Work out how many lines in the data hold the word "from", and reply with that number only.

________________________

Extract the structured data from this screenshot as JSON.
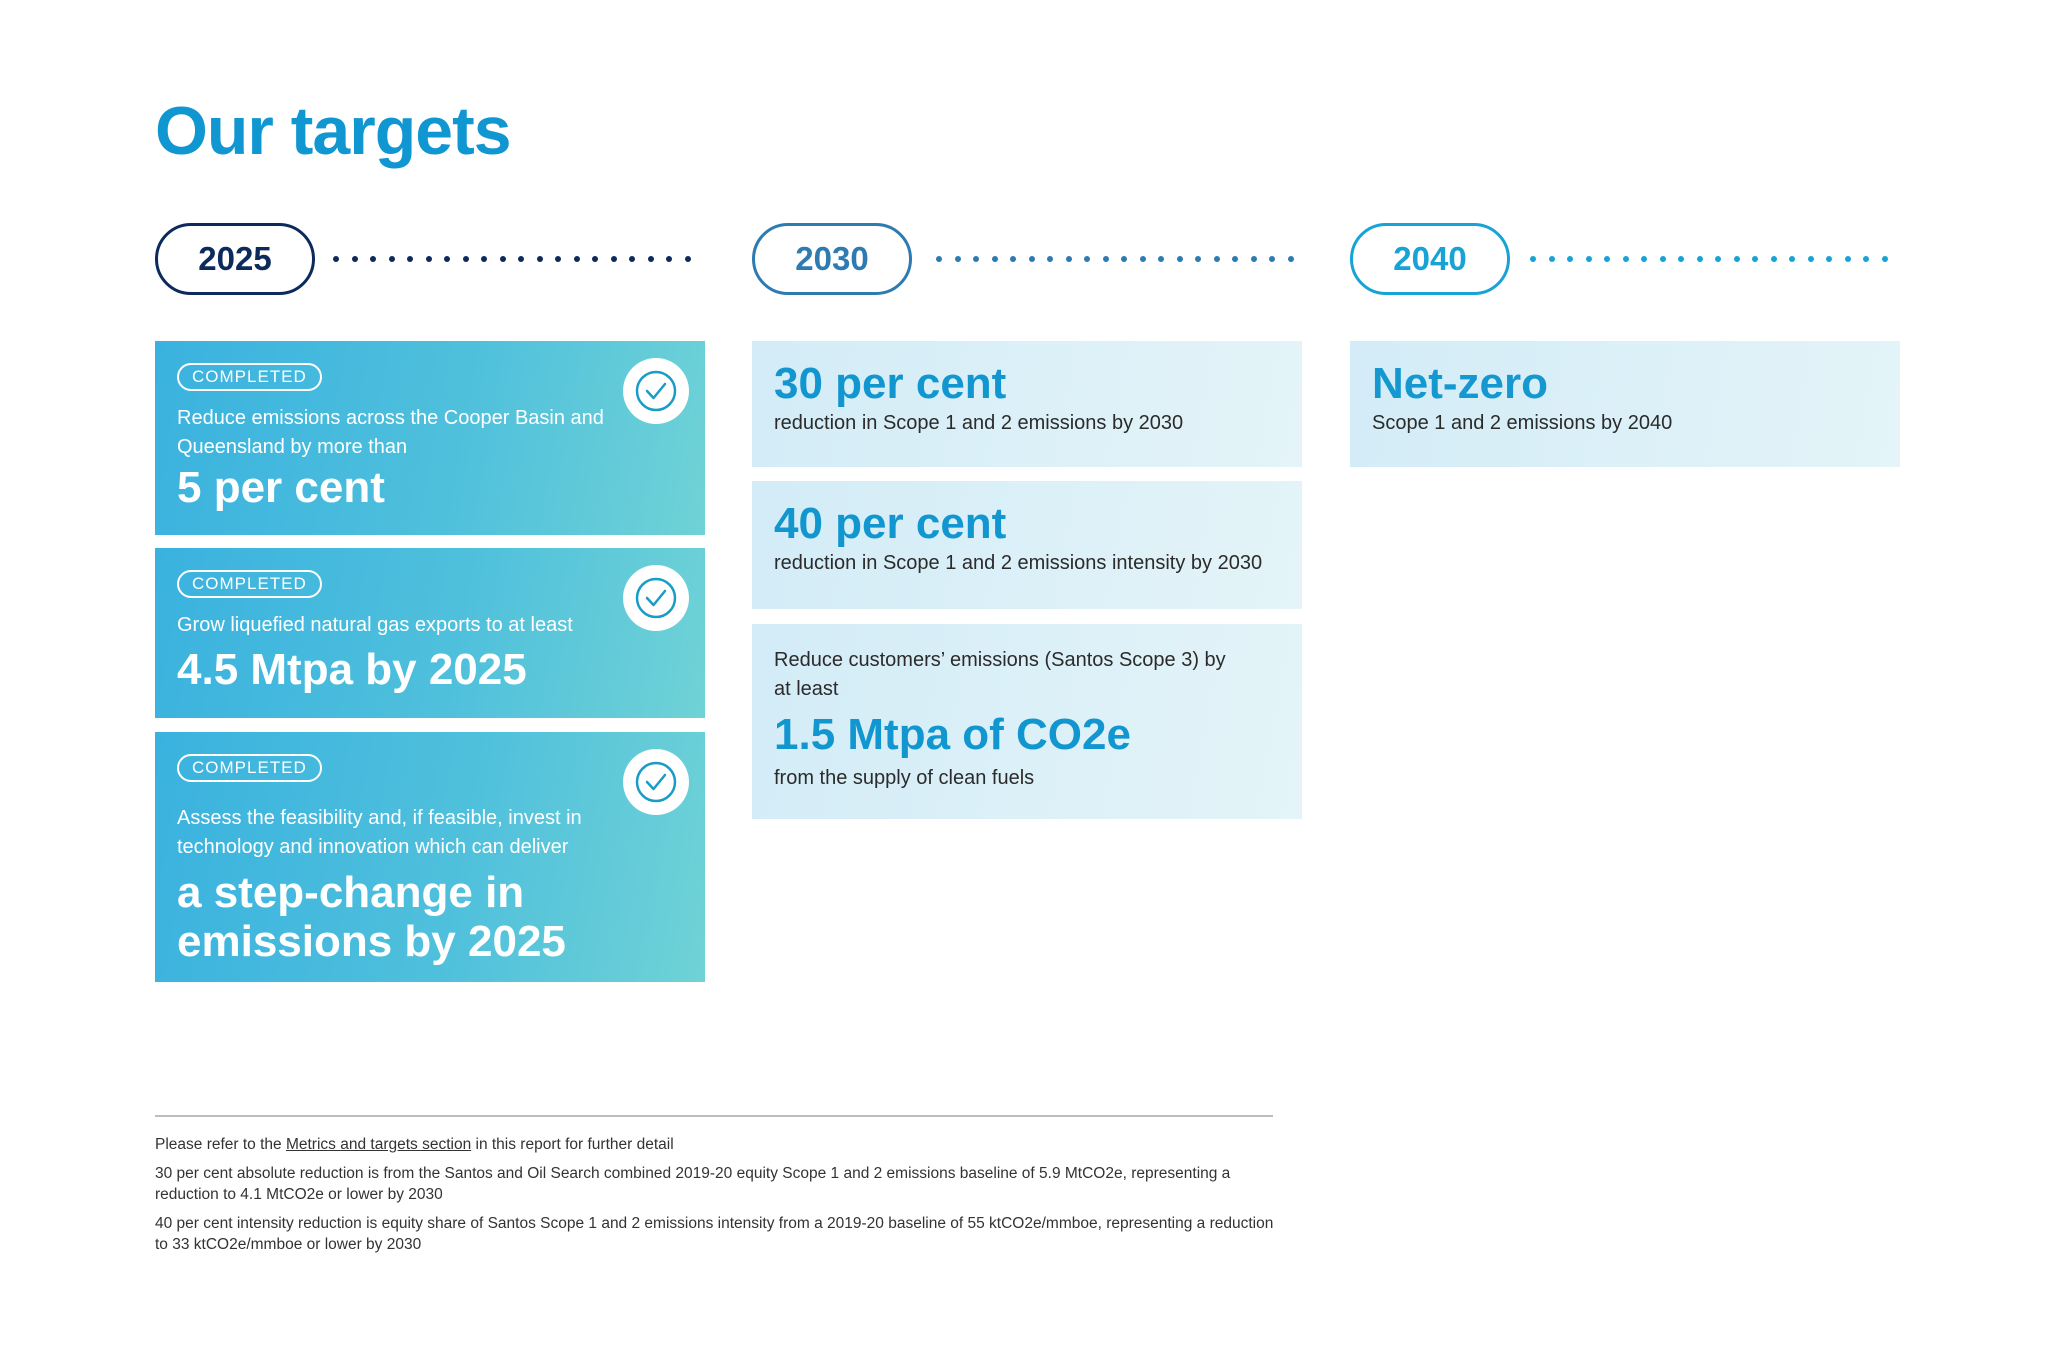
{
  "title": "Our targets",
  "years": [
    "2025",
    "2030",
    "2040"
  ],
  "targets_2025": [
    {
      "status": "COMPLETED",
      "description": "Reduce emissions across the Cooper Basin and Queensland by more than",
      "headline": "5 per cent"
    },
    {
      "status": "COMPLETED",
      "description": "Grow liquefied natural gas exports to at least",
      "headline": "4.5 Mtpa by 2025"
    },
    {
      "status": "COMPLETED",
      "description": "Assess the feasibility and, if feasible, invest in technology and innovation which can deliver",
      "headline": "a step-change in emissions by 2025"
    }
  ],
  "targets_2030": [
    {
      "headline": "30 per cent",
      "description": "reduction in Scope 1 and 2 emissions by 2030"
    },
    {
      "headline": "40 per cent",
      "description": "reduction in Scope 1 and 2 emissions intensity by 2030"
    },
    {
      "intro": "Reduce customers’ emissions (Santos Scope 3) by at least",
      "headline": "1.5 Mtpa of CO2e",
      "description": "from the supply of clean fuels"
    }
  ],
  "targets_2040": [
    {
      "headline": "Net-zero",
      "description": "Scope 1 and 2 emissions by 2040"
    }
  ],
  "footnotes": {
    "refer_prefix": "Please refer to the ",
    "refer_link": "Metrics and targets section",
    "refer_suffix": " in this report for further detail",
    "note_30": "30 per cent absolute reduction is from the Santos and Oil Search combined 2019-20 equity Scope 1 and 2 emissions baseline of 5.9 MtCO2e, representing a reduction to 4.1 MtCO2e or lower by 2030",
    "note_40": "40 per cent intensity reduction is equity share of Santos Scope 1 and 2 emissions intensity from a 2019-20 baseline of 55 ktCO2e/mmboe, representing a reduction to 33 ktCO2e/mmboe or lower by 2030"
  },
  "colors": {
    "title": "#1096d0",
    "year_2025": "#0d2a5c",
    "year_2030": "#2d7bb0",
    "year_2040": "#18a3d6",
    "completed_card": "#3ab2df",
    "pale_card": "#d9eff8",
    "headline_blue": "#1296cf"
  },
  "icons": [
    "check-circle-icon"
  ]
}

________________________

# Response
4